-------- Extracted records

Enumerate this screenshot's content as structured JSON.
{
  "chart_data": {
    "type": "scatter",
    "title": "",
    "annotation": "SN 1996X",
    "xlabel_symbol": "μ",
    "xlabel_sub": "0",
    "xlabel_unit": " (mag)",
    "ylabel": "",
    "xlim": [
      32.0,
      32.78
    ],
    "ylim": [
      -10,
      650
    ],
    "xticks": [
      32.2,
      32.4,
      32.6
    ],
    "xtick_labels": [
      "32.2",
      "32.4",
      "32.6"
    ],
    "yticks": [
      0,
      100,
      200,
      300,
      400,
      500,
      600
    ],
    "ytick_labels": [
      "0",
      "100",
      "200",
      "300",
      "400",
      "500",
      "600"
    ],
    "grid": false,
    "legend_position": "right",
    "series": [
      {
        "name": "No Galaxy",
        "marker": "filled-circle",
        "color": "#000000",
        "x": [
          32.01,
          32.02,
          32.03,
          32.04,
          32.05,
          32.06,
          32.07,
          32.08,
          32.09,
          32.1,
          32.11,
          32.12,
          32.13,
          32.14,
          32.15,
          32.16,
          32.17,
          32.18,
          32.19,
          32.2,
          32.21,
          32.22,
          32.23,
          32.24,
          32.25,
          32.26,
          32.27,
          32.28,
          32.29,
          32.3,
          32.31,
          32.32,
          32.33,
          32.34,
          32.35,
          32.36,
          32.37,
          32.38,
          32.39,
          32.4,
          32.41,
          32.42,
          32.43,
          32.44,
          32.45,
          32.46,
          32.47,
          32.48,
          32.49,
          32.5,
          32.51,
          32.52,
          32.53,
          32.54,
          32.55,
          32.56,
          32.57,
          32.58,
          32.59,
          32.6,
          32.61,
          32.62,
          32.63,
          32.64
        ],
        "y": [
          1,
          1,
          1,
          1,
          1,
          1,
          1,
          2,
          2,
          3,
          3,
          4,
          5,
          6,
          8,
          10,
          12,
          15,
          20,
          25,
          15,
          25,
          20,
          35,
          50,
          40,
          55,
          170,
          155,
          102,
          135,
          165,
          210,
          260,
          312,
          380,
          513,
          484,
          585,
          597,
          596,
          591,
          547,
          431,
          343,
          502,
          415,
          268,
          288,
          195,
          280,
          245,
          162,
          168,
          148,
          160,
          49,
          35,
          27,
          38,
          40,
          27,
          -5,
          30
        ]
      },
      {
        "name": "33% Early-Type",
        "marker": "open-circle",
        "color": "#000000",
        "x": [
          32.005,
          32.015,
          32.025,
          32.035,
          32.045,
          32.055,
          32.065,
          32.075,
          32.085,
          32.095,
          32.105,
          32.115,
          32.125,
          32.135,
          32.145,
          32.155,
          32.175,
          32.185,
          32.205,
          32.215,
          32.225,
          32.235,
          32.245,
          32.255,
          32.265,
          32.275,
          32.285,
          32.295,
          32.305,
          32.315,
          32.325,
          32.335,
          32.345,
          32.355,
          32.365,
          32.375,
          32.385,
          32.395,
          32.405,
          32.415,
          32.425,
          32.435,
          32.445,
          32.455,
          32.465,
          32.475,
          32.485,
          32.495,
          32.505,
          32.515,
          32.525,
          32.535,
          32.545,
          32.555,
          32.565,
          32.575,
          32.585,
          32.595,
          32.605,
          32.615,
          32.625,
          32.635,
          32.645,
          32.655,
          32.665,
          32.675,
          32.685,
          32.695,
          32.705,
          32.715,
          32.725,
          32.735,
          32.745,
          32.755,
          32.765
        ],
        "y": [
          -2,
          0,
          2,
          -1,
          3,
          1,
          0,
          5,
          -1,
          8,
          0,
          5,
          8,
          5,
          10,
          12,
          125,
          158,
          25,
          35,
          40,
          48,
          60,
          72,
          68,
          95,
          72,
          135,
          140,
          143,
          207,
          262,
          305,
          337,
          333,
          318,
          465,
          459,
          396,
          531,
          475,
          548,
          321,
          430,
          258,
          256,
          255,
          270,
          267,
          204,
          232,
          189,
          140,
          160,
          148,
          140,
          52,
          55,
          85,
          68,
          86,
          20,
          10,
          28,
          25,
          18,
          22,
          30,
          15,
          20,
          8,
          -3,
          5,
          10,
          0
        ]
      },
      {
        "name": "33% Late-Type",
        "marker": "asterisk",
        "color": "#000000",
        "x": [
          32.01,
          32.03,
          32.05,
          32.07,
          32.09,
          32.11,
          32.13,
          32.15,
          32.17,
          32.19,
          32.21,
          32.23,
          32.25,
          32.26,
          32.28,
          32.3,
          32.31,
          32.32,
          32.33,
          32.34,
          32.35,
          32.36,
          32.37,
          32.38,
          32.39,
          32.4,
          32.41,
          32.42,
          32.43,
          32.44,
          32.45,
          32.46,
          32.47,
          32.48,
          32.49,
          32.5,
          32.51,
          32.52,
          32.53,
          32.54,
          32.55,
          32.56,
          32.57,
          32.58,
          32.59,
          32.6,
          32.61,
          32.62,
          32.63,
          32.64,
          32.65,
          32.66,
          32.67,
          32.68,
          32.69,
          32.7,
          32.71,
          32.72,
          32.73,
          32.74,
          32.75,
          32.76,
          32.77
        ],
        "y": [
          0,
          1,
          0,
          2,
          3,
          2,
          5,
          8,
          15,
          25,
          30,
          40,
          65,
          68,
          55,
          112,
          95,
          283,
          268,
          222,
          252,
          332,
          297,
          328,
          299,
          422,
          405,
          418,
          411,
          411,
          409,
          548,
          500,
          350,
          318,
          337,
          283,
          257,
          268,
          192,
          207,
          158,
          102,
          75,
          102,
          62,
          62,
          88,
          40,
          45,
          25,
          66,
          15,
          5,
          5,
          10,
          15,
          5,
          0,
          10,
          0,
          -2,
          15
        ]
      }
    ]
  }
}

----------------

_Written request:_ In the entries above, find each line with the word "circle" and copy it.

_Exercise result:_
        "marker": "filled-circle",
        "marker": "open-circle",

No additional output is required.